Stored items
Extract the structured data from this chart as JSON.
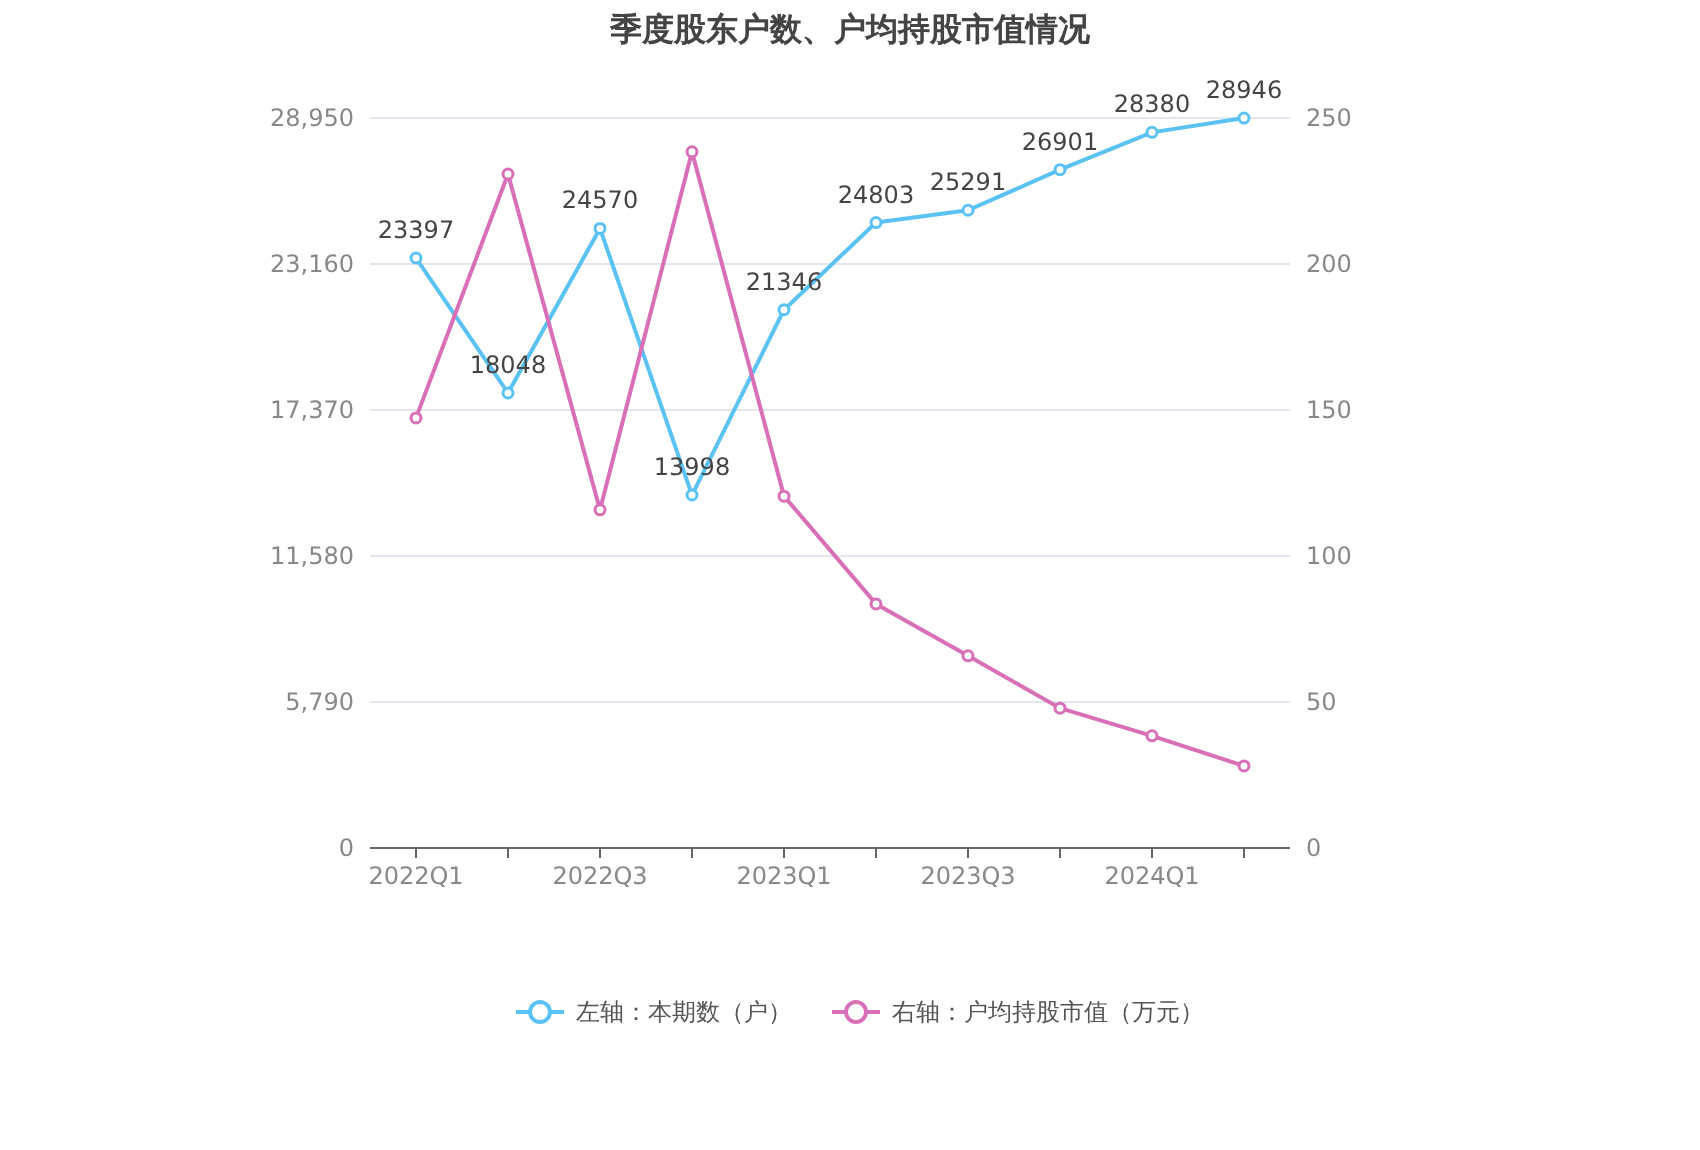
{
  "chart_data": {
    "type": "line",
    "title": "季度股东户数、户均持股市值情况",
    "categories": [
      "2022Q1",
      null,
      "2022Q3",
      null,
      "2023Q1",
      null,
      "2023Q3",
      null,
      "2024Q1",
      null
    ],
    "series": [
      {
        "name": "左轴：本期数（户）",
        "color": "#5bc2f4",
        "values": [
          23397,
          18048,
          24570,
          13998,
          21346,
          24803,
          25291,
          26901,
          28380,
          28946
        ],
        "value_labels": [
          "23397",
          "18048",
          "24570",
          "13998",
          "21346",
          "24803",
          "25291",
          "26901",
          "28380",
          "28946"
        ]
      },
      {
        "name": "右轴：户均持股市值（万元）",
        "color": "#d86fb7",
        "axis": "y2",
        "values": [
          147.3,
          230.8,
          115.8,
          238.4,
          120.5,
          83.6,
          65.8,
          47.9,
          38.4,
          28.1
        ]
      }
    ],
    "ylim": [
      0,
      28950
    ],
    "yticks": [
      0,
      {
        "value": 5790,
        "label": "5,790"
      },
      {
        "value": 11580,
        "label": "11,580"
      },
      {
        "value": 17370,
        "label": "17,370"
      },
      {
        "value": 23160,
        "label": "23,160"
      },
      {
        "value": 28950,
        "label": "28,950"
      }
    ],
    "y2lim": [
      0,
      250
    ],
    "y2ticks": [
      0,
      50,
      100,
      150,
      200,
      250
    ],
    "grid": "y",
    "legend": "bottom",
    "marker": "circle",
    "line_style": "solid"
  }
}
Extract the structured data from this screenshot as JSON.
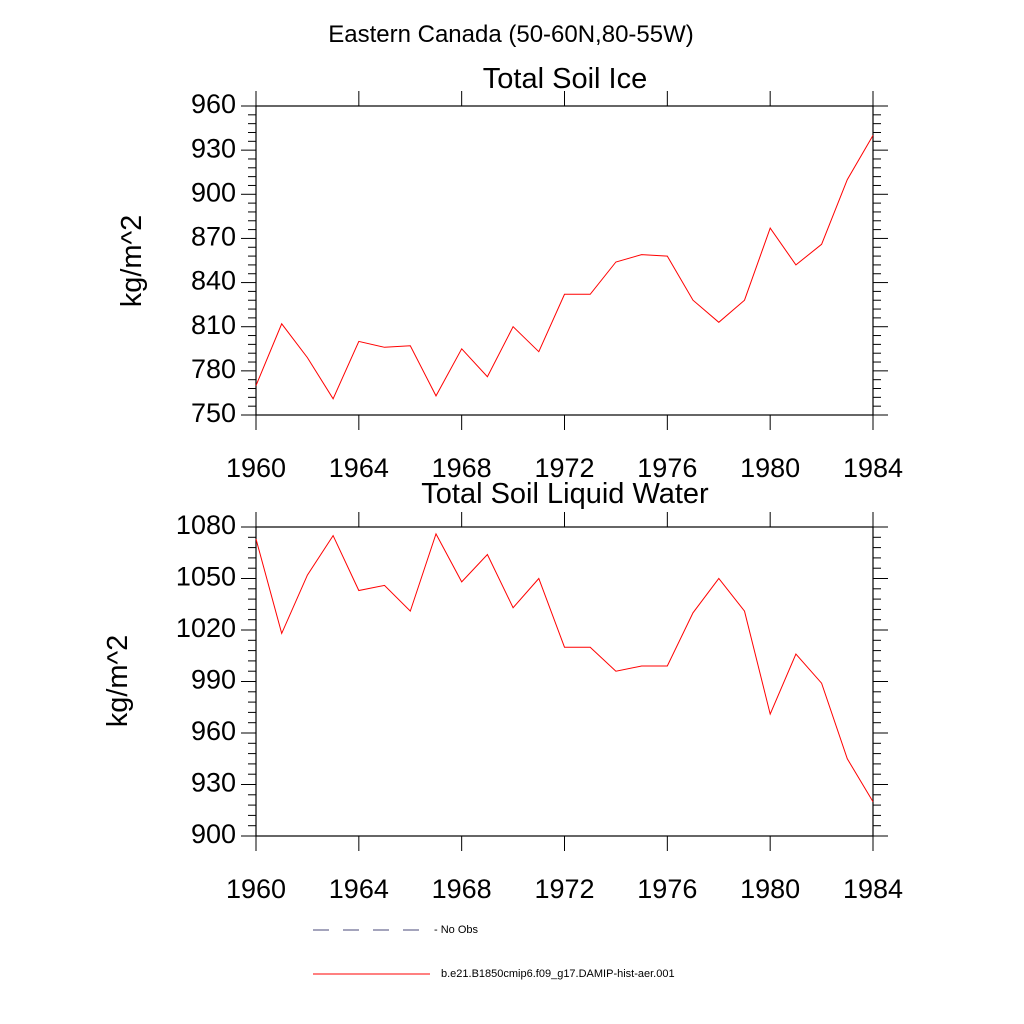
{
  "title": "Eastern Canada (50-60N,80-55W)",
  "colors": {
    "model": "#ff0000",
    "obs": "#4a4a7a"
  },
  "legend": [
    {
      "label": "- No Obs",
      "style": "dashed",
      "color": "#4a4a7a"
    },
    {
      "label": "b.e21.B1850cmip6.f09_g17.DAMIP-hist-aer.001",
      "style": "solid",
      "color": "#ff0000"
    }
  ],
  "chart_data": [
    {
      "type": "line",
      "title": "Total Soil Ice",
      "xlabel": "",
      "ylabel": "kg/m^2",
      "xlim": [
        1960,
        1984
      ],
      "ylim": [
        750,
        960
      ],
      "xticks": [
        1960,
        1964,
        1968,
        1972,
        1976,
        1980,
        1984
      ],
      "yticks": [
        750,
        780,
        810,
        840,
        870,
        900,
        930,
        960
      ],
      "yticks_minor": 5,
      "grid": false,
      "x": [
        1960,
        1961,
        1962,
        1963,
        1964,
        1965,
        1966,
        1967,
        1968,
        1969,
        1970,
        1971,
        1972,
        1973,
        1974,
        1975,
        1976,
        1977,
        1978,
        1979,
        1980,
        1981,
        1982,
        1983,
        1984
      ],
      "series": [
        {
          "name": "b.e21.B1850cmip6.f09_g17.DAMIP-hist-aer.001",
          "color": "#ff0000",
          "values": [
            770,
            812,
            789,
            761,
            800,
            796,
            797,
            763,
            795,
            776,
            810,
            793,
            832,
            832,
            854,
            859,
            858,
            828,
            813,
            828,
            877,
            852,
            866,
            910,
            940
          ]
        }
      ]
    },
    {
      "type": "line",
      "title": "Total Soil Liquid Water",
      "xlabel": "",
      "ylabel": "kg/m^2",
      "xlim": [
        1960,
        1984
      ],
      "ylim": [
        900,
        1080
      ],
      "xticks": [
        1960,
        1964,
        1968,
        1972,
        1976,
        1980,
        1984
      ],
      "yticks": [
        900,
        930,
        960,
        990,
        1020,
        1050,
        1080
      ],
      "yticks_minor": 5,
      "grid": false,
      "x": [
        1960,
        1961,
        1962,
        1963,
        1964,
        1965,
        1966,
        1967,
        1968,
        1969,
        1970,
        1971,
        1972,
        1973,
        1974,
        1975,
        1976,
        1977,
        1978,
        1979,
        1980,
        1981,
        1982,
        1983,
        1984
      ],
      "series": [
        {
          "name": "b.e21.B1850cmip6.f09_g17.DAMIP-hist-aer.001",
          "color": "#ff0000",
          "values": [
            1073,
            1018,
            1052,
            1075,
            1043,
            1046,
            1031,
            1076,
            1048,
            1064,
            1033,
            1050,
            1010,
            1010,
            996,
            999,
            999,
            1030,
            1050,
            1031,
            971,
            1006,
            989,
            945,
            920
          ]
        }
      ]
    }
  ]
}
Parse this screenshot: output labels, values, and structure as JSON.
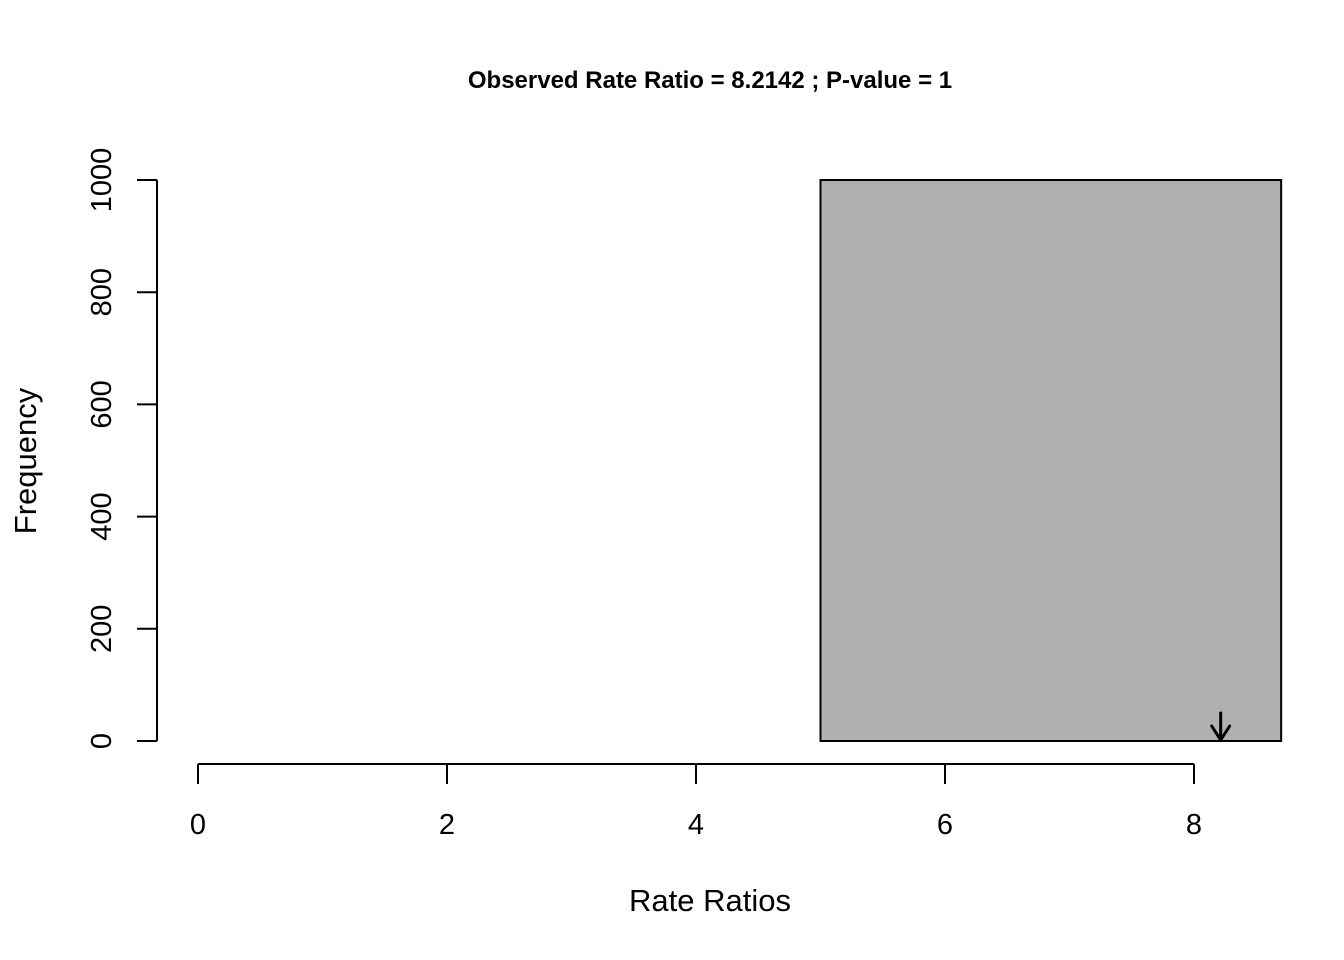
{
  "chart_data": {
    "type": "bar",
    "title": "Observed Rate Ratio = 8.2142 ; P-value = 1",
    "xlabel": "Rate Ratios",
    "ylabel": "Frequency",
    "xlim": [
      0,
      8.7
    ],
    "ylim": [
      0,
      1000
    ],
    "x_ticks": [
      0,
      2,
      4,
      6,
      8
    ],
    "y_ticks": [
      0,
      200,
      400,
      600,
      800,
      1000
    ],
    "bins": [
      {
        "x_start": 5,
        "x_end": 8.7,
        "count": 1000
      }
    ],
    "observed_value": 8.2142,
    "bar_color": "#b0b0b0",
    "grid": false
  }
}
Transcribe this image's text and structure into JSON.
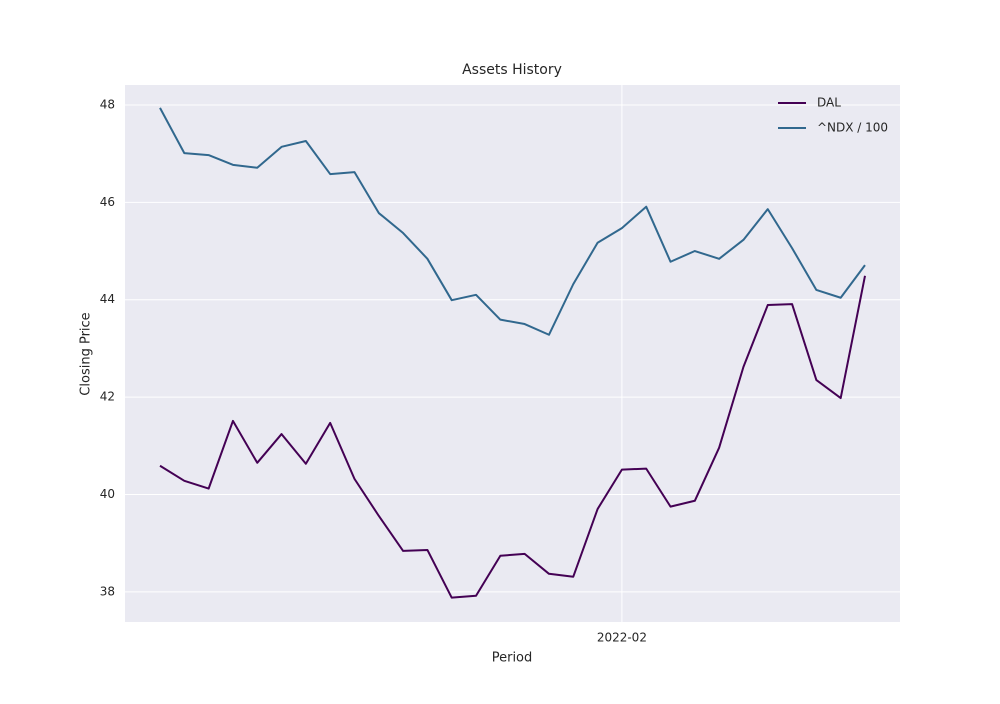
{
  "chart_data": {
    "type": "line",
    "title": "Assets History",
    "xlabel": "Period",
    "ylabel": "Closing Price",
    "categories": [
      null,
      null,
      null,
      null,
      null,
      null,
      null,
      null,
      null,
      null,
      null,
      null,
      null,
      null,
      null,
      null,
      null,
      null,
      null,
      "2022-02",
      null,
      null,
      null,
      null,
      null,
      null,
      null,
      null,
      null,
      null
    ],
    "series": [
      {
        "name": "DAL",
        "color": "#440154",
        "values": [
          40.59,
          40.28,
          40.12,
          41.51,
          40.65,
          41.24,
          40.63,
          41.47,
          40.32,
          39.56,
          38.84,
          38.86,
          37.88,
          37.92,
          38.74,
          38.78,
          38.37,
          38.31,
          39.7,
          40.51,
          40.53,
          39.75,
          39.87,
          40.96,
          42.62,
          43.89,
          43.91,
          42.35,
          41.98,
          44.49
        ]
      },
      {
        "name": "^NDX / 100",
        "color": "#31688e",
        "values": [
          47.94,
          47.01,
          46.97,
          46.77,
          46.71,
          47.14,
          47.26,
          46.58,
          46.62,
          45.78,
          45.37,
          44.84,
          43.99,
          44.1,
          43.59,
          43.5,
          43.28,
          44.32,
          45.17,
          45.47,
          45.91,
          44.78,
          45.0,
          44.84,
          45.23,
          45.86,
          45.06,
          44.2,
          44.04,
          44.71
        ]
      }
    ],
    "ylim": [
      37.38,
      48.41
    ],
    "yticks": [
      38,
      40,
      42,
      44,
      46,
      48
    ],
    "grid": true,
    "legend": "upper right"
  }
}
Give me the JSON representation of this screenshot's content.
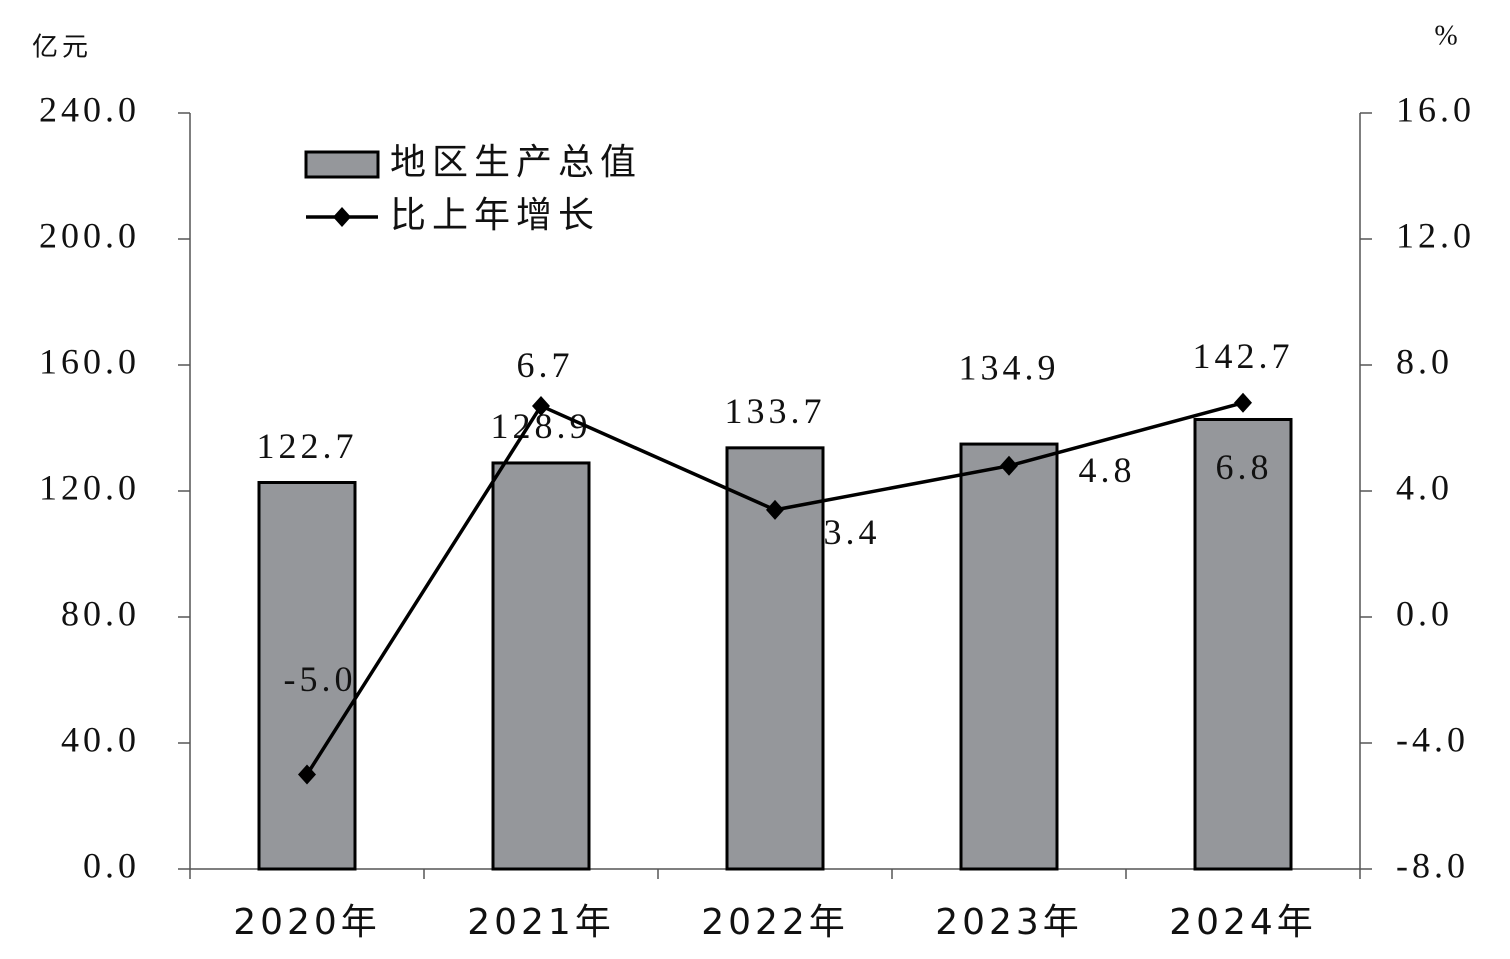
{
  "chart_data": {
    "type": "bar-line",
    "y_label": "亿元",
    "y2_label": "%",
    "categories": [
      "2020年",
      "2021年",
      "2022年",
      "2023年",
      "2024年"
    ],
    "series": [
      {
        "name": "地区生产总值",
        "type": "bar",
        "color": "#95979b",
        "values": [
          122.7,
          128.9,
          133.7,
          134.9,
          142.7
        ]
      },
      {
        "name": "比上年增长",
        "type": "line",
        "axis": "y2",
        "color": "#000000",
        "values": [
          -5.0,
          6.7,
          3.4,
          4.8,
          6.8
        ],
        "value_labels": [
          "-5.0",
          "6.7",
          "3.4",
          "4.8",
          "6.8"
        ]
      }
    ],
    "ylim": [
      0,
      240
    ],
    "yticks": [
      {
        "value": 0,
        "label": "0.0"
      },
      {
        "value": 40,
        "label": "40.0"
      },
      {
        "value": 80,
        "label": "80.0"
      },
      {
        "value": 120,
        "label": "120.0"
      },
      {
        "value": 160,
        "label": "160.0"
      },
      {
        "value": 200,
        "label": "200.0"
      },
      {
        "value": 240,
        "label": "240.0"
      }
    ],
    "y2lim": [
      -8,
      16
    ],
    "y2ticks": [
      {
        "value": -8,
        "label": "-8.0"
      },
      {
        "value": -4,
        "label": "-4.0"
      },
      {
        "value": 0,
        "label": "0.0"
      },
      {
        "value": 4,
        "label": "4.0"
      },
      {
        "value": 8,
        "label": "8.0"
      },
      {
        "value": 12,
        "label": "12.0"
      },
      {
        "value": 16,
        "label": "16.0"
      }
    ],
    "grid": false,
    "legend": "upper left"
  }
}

§ WHAT TO PRODUCE: Beginning with the line that contains "Give me the" in the data above, please copy each line exactly until the last line, both ends included, skipping any pictures.

§ PROBLEM SOLUTION:
Give me the JSON representation of this screenshot's content.
{
  "chart_data": {
    "type": "bar-line",
    "y_label": "亿元",
    "y2_label": "%",
    "categories": [
      "2020年",
      "2021年",
      "2022年",
      "2023年",
      "2024年"
    ],
    "series": [
      {
        "name": "地区生产总值",
        "type": "bar",
        "color": "#95979b",
        "values": [
          122.7,
          128.9,
          133.7,
          134.9,
          142.7
        ]
      },
      {
        "name": "比上年增长",
        "type": "line",
        "axis": "y2",
        "color": "#000000",
        "values": [
          -5.0,
          6.7,
          3.4,
          4.8,
          6.8
        ],
        "value_labels": [
          "-5.0",
          "6.7",
          "3.4",
          "4.8",
          "6.8"
        ]
      }
    ],
    "ylim": [
      0,
      240
    ],
    "yticks": [
      {
        "value": 0,
        "label": "0.0"
      },
      {
        "value": 40,
        "label": "40.0"
      },
      {
        "value": 80,
        "label": "80.0"
      },
      {
        "value": 120,
        "label": "120.0"
      },
      {
        "value": 160,
        "label": "160.0"
      },
      {
        "value": 200,
        "label": "200.0"
      },
      {
        "value": 240,
        "label": "240.0"
      }
    ],
    "y2lim": [
      -8,
      16
    ],
    "y2ticks": [
      {
        "value": -8,
        "label": "-8.0"
      },
      {
        "value": -4,
        "label": "-4.0"
      },
      {
        "value": 0,
        "label": "0.0"
      },
      {
        "value": 4,
        "label": "4.0"
      },
      {
        "value": 8,
        "label": "8.0"
      },
      {
        "value": 12,
        "label": "12.0"
      },
      {
        "value": 16,
        "label": "16.0"
      }
    ],
    "grid": false,
    "legend": "upper left"
  }
}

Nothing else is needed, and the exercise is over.